** Start of RECORD EXCERPTS **
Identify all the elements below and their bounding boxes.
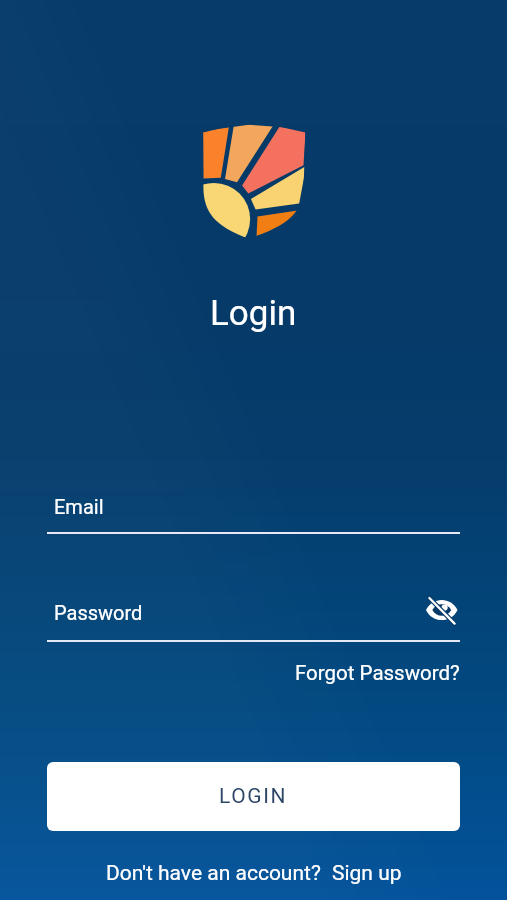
button[interactable]: LOGIN xyxy=(47,762,460,831)
button[interactable]: Forgot Password? xyxy=(295,661,460,685)
staticText: Don't have an account? xyxy=(106,861,321,886)
button[interactable]: Password xyxy=(47,601,460,642)
button[interactable]: Email xyxy=(47,495,460,534)
staticText: Forgot Password? xyxy=(295,661,460,685)
button[interactable]: Toggle password visibility xyxy=(424,595,460,625)
staticText: Email xyxy=(54,495,104,518)
staticText: LOGIN xyxy=(219,784,288,809)
button[interactable]: Sign up xyxy=(332,861,402,886)
staticText: Password xyxy=(54,601,143,624)
staticText: Login xyxy=(210,293,297,334)
staticText: Sign up xyxy=(332,861,402,886)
** End of RECORD EXCERPTS **
Copy these records verbatim, without the pictures.

▸ RESPONSE:
Identify all the elements below and their bounding boxes.
button[interactable]: LOGIN xyxy=(47,762,460,831)
button[interactable]: Forgot Password? xyxy=(295,661,460,685)
staticText: Don't have an account? xyxy=(106,861,321,886)
button[interactable]: Password xyxy=(47,601,460,642)
button[interactable]: Email xyxy=(47,495,460,534)
staticText: Forgot Password? xyxy=(295,661,460,685)
button[interactable]: Toggle password visibility xyxy=(424,595,460,625)
staticText: Email xyxy=(54,495,104,518)
staticText: LOGIN xyxy=(219,784,288,809)
button[interactable]: Sign up xyxy=(332,861,402,886)
staticText: Password xyxy=(54,601,143,624)
staticText: Login xyxy=(210,293,297,334)
staticText: Sign up xyxy=(332,861,402,886)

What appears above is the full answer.